TAREAS POR REALIZAR –
• 1. Devuelve sin cambios el fragmento del texto de lectura que va de "Era una obra" a "en Estados Unidos.".
• 2. Según el texto de lectura, ¿qué climas de la obra recreó el director Paolo Bortolameolli? Enuméralos todos.
• 3. En el texto de lectura, ¿quién dirigió a la Filarmónica de los Angeles en el estreno de la propuesta?

TEXTO DE LECTURA –
════
Era una obra esperada. No sólo porque de por sí La canción de la tierra es una de las grandes creaciones de Gustav Mahler, sino porque esta vez se replicaba la propuesta escénico-musical que debutó con éxito el año pasado en Estados Unidos.

Tras su estreno en el Walt Disney Concert Hall, a cargo de la Filarmónica de los Angeles dirigida por Gustavo Dudamel, la iniciativa arribó, en el marco del Festival Santiago a Mil, al Teatro Universidad de Chile en manos de la Sinfónica de Chile, la batuta de Paolo Bortolameolli, las voces de Evelyn Ramírez y Javier Weibel y la idea de Teatrocinema. Y lo hizo con una versión de calidad en todo sentido.

Basada en poemas chinos del siglo VIII y adaptados por Hans Bethge en su volumen La flauta china, La canción de la Tierra –a la que Mahler  se refería como una sinfonía- trae a colación seis lieder que sondean, entre otros, la vida, la muerte y la naturaleza,  y que el compositor rodeó de conflictos, dolor y amarga renuncia, simbolizados por una gran orquesta que deambula por formas camerísticas y desbordante sonoridad; por dos culturas –a través de elementos chinos y de ritmos vieneses- , y por voces extrovertidas e íntimas.

Un universo lóbrego al que debió enfrentar Teatrocinema. Y salió airoso. Con los cantantes tras el telón –que bien se acoplan en el juego-, el grupo se aventura en momentos con el texto literal –por ejemplo, una copa para el Canto báquico del dolor de la tierra o un jarrón chino-, pero también se mueve por lo onírico, utiliza imágenes cinematográficas y abstractas para un viaje de dolor, son lúdicos en dos de las canciones (De la Juventud y De la belleza, los únicos respiros del ciclo), y traen al propio autor como mascarón de proa. Sin embargo, cabe preguntarse si es necesario escenificar una obra que por sí sola lo dice todo.  Pero sí. Es un aporte si se le toma por el lado de "alivianar" una pieza sombría para los no tan conocedores de ella y de Mahler en general, pero también es una suma no distractiva como propuesta, que permite reconocer someramente el trabajo de la compañía.

Pero indudablemente las páginas mahlerianas siguen siendo las que lo dice todo; las que subrayan una nebulosa atmósfera. Y las que Paolo Bortolameolli entendió inteligentemente, cuya batuta fue sólida y cuidadosa. El director plagó de expresividad la sala; recreó sus diferentes climas –oscuridad, soledad, lirismo, sensualidad, aparente alegría-; extrajo riquezas tímbricas, y exploró colores. Su lectura, bien secundada por la Sinfónica, fue equilibrada, sin ostentosidades desmesuradas, pero sí diferenciada de sus suaves contrapartes, y atenta a los cantantes.
Por su lado, la intensidad de las palabras encontró convincentes parejas en el barítono Javier Weibel y la mezzo Evelyn Ramírez. El encaró con adecuados matices las diferencias de carácter y requisitos vocales de sus tres lieder y compitió certeramente con la enrabiada orquesta a la que su partitura lo enfrenta.  Ella, con conocimiento de causa, proyectó el texto con calidez, profundidad y acomodo, entregando instantes de gran belleza lírica.
════
INFORMACIÓN PROPORCIONADA –
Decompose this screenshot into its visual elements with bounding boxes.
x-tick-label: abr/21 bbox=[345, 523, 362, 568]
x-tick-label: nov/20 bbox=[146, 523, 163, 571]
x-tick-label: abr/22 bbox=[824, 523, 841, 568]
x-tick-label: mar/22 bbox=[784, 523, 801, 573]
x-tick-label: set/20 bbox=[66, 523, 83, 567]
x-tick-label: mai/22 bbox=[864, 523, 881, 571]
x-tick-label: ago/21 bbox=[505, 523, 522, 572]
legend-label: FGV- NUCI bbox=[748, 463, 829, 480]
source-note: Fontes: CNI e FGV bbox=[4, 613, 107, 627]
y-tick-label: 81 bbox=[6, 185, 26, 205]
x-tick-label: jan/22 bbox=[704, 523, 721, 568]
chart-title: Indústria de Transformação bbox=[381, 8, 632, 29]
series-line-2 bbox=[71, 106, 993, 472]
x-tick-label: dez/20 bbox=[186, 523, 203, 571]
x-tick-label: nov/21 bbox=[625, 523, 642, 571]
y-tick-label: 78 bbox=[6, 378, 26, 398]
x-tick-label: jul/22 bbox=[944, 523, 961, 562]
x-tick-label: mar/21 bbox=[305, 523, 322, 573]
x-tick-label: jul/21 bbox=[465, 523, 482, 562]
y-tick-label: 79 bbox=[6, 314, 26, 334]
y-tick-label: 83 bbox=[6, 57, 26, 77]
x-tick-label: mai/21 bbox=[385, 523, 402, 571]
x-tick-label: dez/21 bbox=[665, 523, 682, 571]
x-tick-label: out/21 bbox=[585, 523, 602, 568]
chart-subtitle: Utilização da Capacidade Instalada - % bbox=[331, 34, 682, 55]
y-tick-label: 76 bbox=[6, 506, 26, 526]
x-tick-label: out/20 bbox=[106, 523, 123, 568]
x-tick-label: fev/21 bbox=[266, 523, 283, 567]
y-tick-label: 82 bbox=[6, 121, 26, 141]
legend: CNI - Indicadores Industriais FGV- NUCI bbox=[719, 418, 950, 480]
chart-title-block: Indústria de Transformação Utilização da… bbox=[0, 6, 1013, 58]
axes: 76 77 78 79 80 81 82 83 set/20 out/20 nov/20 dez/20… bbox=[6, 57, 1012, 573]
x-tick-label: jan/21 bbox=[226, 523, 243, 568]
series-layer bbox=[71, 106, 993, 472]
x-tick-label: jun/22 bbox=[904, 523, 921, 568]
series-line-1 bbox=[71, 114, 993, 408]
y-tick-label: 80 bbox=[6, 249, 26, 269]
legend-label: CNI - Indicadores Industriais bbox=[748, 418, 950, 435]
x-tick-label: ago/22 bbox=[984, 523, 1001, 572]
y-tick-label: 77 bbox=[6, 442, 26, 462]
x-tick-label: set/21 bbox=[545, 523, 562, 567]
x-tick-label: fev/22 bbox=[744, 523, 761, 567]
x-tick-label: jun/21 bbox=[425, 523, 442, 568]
════
RESPUESTAS EN ORDEN –
• 1.
Era una obra esperada. No sólo porque de por sí La canción de la tierra es una de las grandes creaciones de Gustav Mahler, sino porque esta vez se replicaba la propuesta escénico-musical que debutó con éxito el año pasado en Estados Unidos.

• 2. Oscuridad, soledad, lirismo, sensualidad y aparente alegría.

• 3. Gustavo Dudamel.